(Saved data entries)
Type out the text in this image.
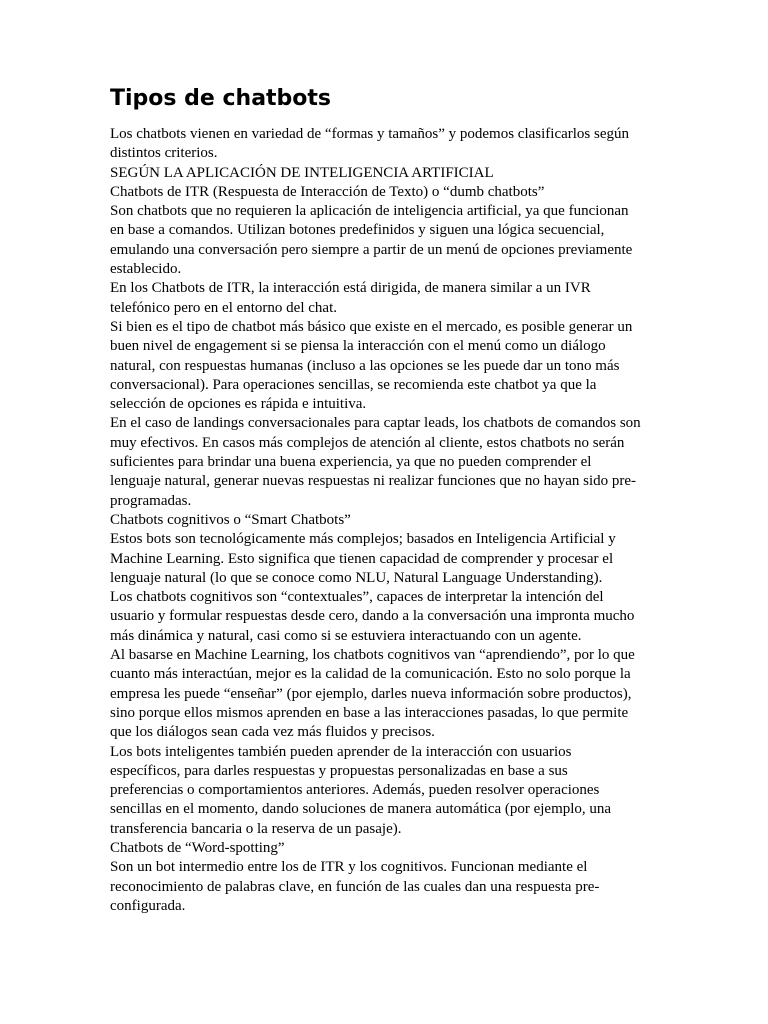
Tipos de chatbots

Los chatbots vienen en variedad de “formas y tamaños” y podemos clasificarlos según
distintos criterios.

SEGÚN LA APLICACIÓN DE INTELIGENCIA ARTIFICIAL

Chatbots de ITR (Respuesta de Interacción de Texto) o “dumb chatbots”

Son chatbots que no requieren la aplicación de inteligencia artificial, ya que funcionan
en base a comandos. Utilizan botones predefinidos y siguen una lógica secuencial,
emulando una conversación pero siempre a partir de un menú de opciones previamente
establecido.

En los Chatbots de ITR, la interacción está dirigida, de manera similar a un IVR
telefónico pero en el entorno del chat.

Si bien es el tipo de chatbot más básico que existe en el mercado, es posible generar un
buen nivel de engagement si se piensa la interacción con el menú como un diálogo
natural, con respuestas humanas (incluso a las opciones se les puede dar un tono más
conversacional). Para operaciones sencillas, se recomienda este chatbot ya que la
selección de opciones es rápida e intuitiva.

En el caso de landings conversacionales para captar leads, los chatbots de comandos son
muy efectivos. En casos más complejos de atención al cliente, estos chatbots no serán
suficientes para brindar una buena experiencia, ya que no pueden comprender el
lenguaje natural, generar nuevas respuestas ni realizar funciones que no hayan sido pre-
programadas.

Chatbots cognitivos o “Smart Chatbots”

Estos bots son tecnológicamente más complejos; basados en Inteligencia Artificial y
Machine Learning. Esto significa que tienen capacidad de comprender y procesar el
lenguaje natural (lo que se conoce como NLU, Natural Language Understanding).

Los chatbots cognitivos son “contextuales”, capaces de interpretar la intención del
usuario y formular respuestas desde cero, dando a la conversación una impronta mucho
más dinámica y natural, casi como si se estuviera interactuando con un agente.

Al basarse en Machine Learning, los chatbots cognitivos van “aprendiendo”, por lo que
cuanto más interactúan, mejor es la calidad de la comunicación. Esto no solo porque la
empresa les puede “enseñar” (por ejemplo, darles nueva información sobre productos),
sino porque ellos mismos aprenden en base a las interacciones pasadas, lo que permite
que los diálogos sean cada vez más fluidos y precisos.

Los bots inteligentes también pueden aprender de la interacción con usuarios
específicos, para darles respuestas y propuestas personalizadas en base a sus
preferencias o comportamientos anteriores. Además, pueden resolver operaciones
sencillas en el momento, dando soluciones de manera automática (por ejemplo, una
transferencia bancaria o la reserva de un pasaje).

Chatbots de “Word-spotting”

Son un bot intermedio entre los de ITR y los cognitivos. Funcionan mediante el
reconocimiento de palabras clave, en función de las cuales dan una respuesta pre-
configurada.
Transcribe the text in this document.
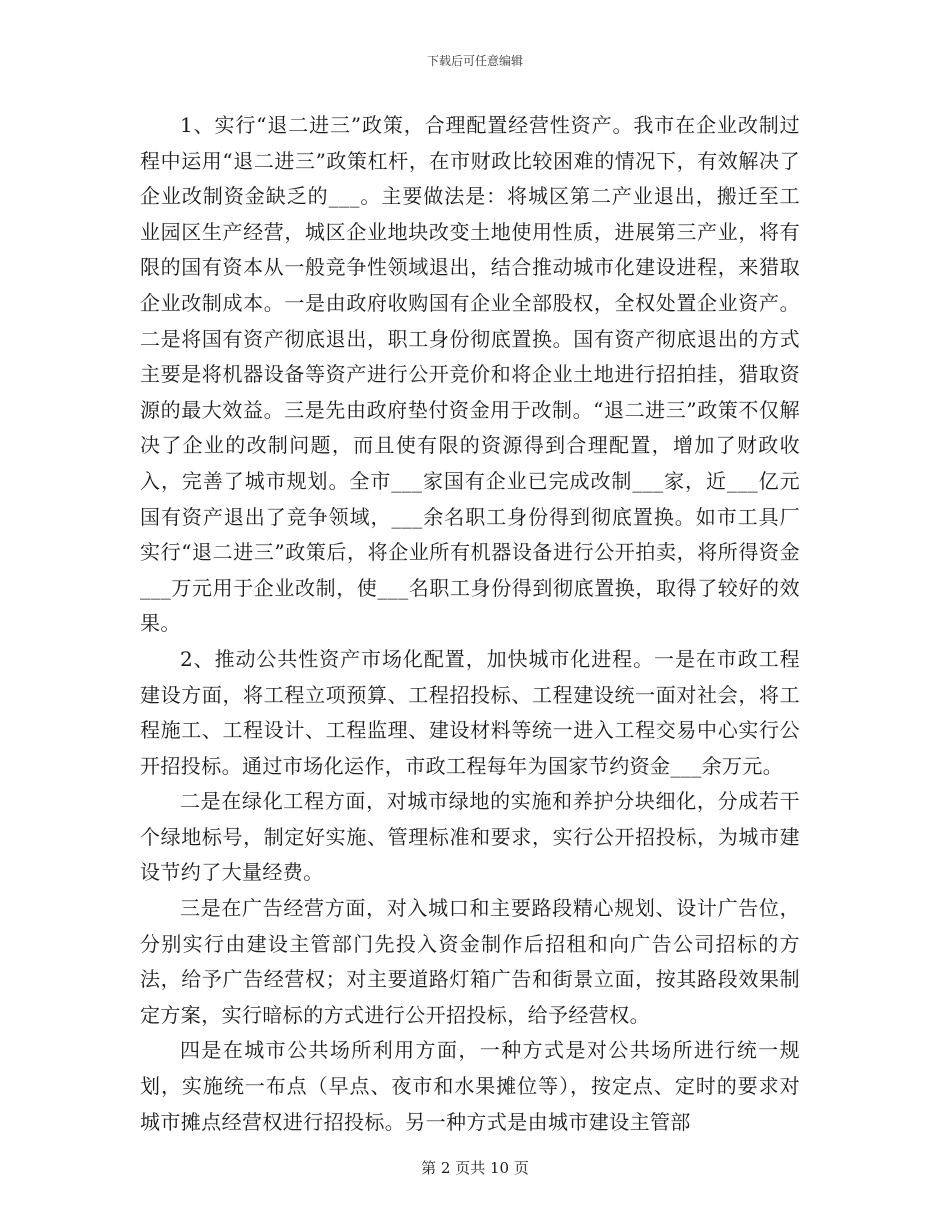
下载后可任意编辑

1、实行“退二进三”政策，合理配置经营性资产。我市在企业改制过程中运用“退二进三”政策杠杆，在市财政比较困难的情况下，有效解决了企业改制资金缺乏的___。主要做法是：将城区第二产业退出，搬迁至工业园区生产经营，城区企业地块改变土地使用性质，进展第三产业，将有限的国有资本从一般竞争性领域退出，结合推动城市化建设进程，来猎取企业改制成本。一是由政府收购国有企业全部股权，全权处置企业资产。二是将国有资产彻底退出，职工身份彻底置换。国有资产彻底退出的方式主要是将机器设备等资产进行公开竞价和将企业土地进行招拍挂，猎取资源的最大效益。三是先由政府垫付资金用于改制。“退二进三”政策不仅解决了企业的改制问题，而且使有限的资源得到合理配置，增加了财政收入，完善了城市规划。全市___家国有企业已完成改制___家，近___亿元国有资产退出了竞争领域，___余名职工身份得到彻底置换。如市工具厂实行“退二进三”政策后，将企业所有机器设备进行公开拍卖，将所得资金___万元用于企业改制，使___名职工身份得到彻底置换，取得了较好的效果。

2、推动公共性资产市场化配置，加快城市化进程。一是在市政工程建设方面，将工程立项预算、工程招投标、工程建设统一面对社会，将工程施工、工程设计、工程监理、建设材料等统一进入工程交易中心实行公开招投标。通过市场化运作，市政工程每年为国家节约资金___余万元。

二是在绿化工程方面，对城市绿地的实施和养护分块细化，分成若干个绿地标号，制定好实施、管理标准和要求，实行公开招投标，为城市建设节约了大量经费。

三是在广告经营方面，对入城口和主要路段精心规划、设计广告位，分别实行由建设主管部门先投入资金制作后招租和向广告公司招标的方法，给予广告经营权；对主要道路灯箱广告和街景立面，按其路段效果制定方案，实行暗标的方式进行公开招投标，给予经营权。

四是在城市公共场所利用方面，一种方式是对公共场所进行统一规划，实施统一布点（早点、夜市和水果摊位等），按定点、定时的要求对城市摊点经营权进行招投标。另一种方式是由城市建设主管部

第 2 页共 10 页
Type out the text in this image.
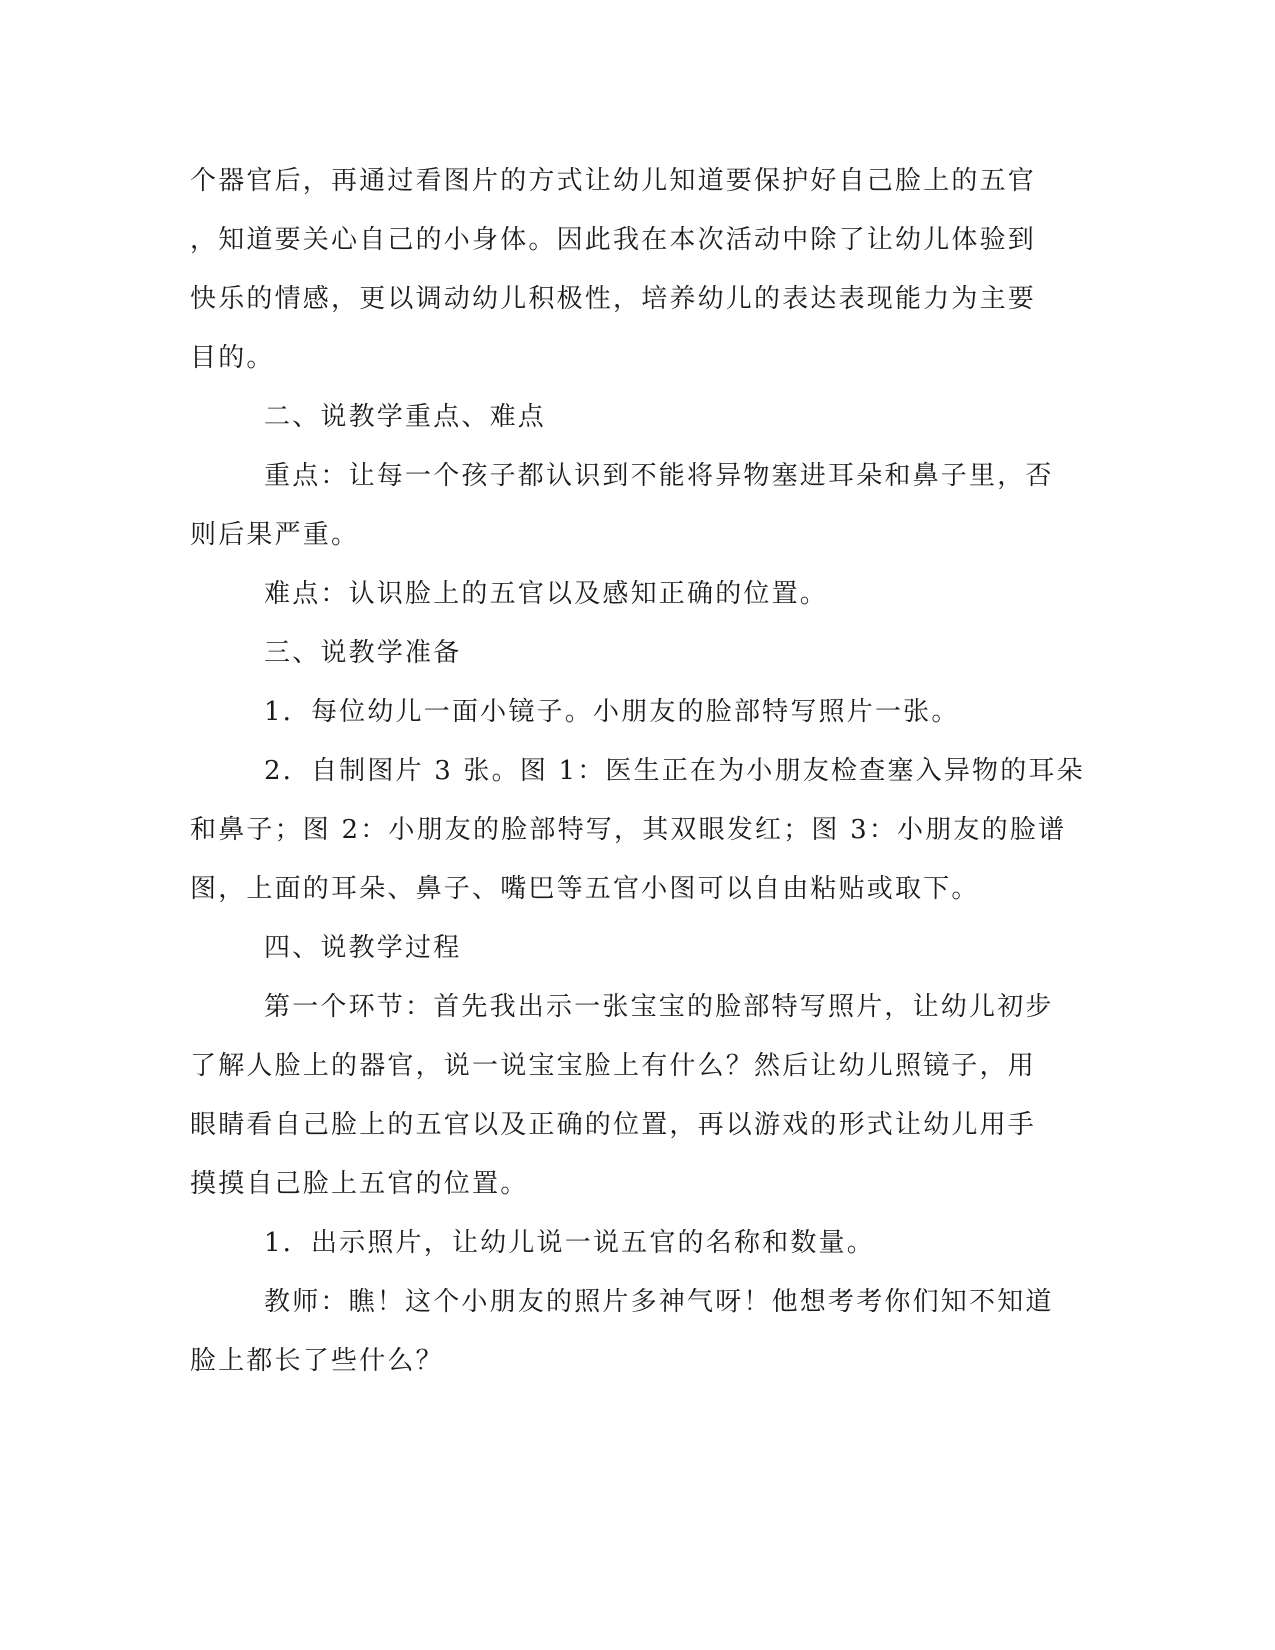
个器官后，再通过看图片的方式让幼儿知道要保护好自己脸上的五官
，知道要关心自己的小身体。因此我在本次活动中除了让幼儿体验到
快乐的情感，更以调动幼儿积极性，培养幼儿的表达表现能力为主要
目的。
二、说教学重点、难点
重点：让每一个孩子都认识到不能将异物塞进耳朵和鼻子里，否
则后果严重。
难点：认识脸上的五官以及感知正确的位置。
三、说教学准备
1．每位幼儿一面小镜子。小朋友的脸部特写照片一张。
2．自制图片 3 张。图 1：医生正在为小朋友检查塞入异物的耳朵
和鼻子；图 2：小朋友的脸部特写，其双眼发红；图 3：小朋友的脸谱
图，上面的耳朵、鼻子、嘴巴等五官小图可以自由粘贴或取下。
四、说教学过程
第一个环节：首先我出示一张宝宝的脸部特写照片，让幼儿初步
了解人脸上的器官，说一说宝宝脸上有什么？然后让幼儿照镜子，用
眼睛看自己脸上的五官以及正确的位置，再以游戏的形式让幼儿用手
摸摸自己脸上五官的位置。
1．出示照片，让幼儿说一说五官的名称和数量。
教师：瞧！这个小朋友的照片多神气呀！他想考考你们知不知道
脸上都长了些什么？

**YOUR INSTRUCTIONS:** The pictures should not be reproduced; quote all of the other material exactly.

**CORRECT RESPONSE:**
Type out the text in this image.
Tipos de chatbots

Los chatbots vienen en variedad de “formas y tamaños” y podemos clasificarlos según
distintos criterios.

SEGÚN LA APLICACIÓN DE INTELIGENCIA ARTIFICIAL

Chatbots de ITR (Respuesta de Interacción de Texto) o “dumb chatbots”

Son chatbots que no requieren la aplicación de inteligencia artificial, ya que funcionan
en base a comandos. Utilizan botones predefinidos y siguen una lógica secuencial,
emulando una conversación pero siempre a partir de un menú de opciones previamente
establecido.

En los Chatbots de ITR, la interacción está dirigida, de manera similar a un IVR
telefónico pero en el entorno del chat.

Si bien es el tipo de chatbot más básico que existe en el mercado, es posible generar un
buen nivel de engagement si se piensa la interacción con el menú como un diálogo
natural, con respuestas humanas (incluso a las opciones se les puede dar un tono más
conversacional). Para operaciones sencillas, se recomienda este chatbot ya que la
selección de opciones es rápida e intuitiva.

En el caso de landings conversacionales para captar leads, los chatbots de comandos son
muy efectivos. En casos más complejos de atención al cliente, estos chatbots no serán
suficientes para brindar una buena experiencia, ya que no pueden comprender el
lenguaje natural, generar nuevas respuestas ni realizar funciones que no hayan sido pre-
programadas.

Chatbots cognitivos o “Smart Chatbots”

Estos bots son tecnológicamente más complejos; basados en Inteligencia Artificial y
Machine Learning. Esto significa que tienen capacidad de comprender y procesar el
lenguaje natural (lo que se conoce como NLU, Natural Language Understanding).

Los chatbots cognitivos son “contextuales”, capaces de interpretar la intención del
usuario y formular respuestas desde cero, dando a la conversación una impronta mucho
más dinámica y natural, casi como si se estuviera interactuando con un agente.

Al basarse en Machine Learning, los chatbots cognitivos van “aprendiendo”, por lo que
cuanto más interactúan, mejor es la calidad de la comunicación. Esto no solo porque la
empresa les puede “enseñar” (por ejemplo, darles nueva información sobre productos),
sino porque ellos mismos aprenden en base a las interacciones pasadas, lo que permite
que los diálogos sean cada vez más fluidos y precisos.

Los bots inteligentes también pueden aprender de la interacción con usuarios
específicos, para darles respuestas y propuestas personalizadas en base a sus
preferencias o comportamientos anteriores. Además, pueden resolver operaciones
sencillas en el momento, dando soluciones de manera automática (por ejemplo, una
transferencia bancaria o la reserva de un pasaje).

Chatbots de “Word-spotting”

Son un bot intermedio entre los de ITR y los cognitivos. Funcionan mediante el
reconocimiento de palabras clave, en función de las cuales dan una respuesta pre-
configurada.
Transcribe the text in this document.
下载后可任意编辑

1、实行“退二进三”政策，合理配置经营性资产。我市在企业改制过程中运用“退二进三”政策杠杆，在市财政比较困难的情况下，有效解决了企业改制资金缺乏的___。主要做法是：将城区第二产业退出，搬迁至工业园区生产经营，城区企业地块改变土地使用性质，进展第三产业，将有限的国有资本从一般竞争性领域退出，结合推动城市化建设进程，来猎取企业改制成本。一是由政府收购国有企业全部股权，全权处置企业资产。二是将国有资产彻底退出，职工身份彻底置换。国有资产彻底退出的方式主要是将机器设备等资产进行公开竞价和将企业土地进行招拍挂，猎取资源的最大效益。三是先由政府垫付资金用于改制。“退二进三”政策不仅解决了企业的改制问题，而且使有限的资源得到合理配置，增加了财政收入，完善了城市规划。全市___家国有企业已完成改制___家，近___亿元国有资产退出了竞争领域，___余名职工身份得到彻底置换。如市工具厂实行“退二进三”政策后，将企业所有机器设备进行公开拍卖，将所得资金___万元用于企业改制，使___名职工身份得到彻底置换，取得了较好的效果。

2、推动公共性资产市场化配置，加快城市化进程。一是在市政工程建设方面，将工程立项预算、工程招投标、工程建设统一面对社会，将工程施工、工程设计、工程监理、建设材料等统一进入工程交易中心实行公开招投标。通过市场化运作，市政工程每年为国家节约资金___余万元。

二是在绿化工程方面，对城市绿地的实施和养护分块细化，分成若干个绿地标号，制定好实施、管理标准和要求，实行公开招投标，为城市建设节约了大量经费。

三是在广告经营方面，对入城口和主要路段精心规划、设计广告位，分别实行由建设主管部门先投入资金制作后招租和向广告公司招标的方法，给予广告经营权；对主要道路灯箱广告和街景立面，按其路段效果制定方案，实行暗标的方式进行公开招投标，给予经营权。

四是在城市公共场所利用方面，一种方式是对公共场所进行统一规划，实施统一布点（早点、夜市和水果摊位等），按定点、定时的要求对城市摊点经营权进行招投标。另一种方式是由城市建设主管部

第 2 页共 10 页
Type out the text in this image.
个器官后，再通过看图片的方式让幼儿知道要保护好自己脸上的五官
，知道要关心自己的小身体。因此我在本次活动中除了让幼儿体验到
快乐的情感，更以调动幼儿积极性，培养幼儿的表达表现能力为主要
目的。
二、说教学重点、难点
重点：让每一个孩子都认识到不能将异物塞进耳朵和鼻子里，否
则后果严重。
难点：认识脸上的五官以及感知正确的位置。
三、说教学准备
1．每位幼儿一面小镜子。小朋友的脸部特写照片一张。
2．自制图片 3 张。图 1：医生正在为小朋友检查塞入异物的耳朵
和鼻子；图 2：小朋友的脸部特写，其双眼发红；图 3：小朋友的脸谱
图，上面的耳朵、鼻子、嘴巴等五官小图可以自由粘贴或取下。
四、说教学过程
第一个环节：首先我出示一张宝宝的脸部特写照片，让幼儿初步
了解人脸上的器官，说一说宝宝脸上有什么？然后让幼儿照镜子，用
眼睛看自己脸上的五官以及正确的位置，再以游戏的形式让幼儿用手
摸摸自己脸上五官的位置。
1．出示照片，让幼儿说一说五官的名称和数量。
教师：瞧！这个小朋友的照片多神气呀！他想考考你们知不知道
脸上都长了些什么？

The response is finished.